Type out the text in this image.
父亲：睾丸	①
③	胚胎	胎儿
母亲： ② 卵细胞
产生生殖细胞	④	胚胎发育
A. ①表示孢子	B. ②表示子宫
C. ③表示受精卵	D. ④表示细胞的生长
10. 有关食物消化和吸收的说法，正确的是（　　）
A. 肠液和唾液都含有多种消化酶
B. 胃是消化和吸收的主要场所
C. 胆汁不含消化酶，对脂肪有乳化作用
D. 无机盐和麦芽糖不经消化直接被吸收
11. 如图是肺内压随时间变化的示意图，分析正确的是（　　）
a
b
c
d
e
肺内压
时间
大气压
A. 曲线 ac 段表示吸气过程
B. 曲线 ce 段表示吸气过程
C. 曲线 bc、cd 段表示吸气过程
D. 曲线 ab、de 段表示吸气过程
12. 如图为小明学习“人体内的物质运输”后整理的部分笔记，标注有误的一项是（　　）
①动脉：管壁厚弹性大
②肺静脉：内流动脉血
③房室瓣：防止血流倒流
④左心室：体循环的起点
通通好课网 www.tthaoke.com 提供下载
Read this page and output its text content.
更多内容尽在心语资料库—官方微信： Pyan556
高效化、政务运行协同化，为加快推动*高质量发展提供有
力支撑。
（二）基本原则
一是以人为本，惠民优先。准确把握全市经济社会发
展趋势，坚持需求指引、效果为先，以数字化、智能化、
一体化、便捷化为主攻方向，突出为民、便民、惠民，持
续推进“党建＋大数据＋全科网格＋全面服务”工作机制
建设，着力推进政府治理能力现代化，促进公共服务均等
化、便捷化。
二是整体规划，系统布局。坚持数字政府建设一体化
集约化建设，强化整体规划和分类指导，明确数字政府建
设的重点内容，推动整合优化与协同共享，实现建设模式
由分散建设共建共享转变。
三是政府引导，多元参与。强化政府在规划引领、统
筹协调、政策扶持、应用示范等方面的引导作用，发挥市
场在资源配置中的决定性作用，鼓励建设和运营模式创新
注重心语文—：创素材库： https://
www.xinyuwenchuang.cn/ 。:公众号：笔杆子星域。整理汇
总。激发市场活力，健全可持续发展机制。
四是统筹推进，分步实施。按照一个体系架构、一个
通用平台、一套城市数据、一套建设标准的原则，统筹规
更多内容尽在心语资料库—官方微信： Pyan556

§ **Instructions for the task**
Using the listing above, list every line in which the string "this" occurs.

§ **Result**
Type out the text in this image.
Read this page and output its text content.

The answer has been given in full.